Merkliche Ungereimtheiten muss sich allerdings die Inszenierung vorwerfen lassen. Man könnte behaupten, dass die schlichtweg notwendig sind, wenn man sich, wie Dew, auf eine derart tagesaktuelle Deutung einlässt. Wobei – aktuell war sie bereits 1981 bis 1985, als er die Inszenierung bereits in Krefeld produziert hatte. Was in Wiesbaden zu sehen war, stellte nun eine überarbeitete Fassung des 20 Jahre alten Blicks dar. Angereichert sicherlich durch die Auswirkungen von Tschernobyl und die damit dramatisch realistischer gewordene Bedrohung, als sie seinerzeit bestand.

Doch was hat das alles mit den Nibelungen zu tun? Vieles erschließt sich vielleicht erst in der „Götterdämmerung“ – dann, wenn die alte Welt nach einem kurzen Atompilz rot glühend versinkt und die neue in strahlendem blau und in einer Art Überschwemmung angedeutet wird. Dazwischen ringen Alternative Aktivisten (Siegmund, Siegfried), mondäne Uniformierte (Hunding, Hagen) und Piloten von Flugzeug-Geschwadern (Walküren) miteinander um die Macht. Wotan ist ein glatter Geschäftsmann, dessen ewig nörgelnde Gattin Fricka ihm in der „Walküre“ den Tod Siegmunds abtrotzt und den bis dahin so mächtigen Herrscher damit ins emotionale Elend stürzt. Dazwischen stecken im Bühnenbild von Peter Schulz gefällige Details. Im Schaukasten räkeln sich bigotte Herren von Wotan bis zum Gibichungen Gunther in Designer-Büros. Hunding hingegen führt mit Sieglinde ein bieder stilisiertes Kleinbürgerdasein des zeitgemäßen Vasallen (hier in Bundesgrenzschutz-Uniform) zwischen furniertem Wohnzimmermöbel und Einbauküche, in das Siegmund als linksalternativer Lichtblick für die im öden Ehehafen gestrandete Sieglinde platzt. Der inzestuöse Moment geht dabei leider etwas verloren.

▶ **Datenauflistung**:
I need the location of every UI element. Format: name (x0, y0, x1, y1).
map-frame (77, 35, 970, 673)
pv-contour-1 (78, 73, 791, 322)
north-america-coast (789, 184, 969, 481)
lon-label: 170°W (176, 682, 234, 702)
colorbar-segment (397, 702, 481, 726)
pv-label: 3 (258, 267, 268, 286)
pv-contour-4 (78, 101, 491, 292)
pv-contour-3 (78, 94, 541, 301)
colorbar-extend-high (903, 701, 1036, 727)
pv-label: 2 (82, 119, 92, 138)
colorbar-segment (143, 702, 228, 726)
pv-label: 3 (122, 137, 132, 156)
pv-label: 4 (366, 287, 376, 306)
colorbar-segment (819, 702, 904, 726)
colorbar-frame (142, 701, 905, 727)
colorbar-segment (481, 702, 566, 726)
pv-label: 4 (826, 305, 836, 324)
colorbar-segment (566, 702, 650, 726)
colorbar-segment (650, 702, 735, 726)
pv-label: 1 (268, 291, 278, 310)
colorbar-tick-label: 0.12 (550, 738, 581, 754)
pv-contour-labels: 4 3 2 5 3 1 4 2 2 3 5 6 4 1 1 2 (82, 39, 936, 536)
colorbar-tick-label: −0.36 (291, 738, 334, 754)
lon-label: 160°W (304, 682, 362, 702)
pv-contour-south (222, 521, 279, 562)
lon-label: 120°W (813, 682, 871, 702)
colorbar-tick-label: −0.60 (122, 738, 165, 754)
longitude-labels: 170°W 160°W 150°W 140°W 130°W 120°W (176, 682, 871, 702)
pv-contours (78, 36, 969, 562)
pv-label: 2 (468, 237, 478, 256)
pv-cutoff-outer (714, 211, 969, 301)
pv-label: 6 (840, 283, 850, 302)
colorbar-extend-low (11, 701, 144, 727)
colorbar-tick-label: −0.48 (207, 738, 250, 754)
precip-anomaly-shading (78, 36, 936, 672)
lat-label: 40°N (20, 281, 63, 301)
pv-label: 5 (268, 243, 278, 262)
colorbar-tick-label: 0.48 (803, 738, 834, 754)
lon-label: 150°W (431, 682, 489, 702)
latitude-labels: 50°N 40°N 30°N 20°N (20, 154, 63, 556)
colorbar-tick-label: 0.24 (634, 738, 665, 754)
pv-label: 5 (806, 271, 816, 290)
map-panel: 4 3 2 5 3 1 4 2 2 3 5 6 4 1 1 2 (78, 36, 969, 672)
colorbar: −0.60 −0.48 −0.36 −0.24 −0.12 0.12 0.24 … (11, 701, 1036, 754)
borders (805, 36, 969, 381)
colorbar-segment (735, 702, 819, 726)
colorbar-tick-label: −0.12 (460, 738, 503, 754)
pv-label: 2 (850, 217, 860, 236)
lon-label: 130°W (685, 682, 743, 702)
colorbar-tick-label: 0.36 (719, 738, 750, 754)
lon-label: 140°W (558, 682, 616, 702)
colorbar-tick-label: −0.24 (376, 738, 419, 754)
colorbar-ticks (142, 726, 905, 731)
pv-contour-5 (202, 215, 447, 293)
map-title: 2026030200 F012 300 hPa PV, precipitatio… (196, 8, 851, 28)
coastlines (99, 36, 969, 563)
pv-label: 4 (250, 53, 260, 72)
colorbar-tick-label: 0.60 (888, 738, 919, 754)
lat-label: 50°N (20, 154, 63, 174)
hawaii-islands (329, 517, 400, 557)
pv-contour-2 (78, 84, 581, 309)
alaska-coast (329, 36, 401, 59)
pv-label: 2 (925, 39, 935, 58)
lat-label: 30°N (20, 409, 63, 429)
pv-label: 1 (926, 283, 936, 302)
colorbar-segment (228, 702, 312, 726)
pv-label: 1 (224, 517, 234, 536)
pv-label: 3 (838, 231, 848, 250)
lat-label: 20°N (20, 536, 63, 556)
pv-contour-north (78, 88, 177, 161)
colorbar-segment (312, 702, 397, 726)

▶ **Aufgabe 1**: In welcher Stadt hatte Dew die Inszenierung laut dem Textauszug bereits 1981 bis 1985 produziert?
▶ **Aufgabe 2**: Schreibe den Textauszug zwischen „Merkliche Ungereimtheiten muss“ und „sie seinerzeit bestand.“ einschließlich neu und setze dabei überall „Aufführung“ an die Stelle von „Inszenierung“.

▶ **Antwort 1**: In Krefeld.

▶ **Antwort 2**:
Merkliche Ungereimtheiten muss sich allerdings die Aufführung vorwerfen lassen. Man könnte behaupten, dass die schlichtweg notwendig sind, wenn man sich, wie Dew, auf eine derart tagesaktuelle Deutung einlässt. Wobei – aktuell war sie bereits 1981 bis 1985, als er die Aufführung bereits in Krefeld produziert hatte. Was in Wiesbaden zu sehen war, stellte nun eine überarbeitete Fassung des 20 Jahre alten Blicks dar. Angereichert sicherlich durch die Auswirkungen von Tschernobyl und die damit dramatisch realistischer gewordene Bedrohung, als sie seinerzeit bestand.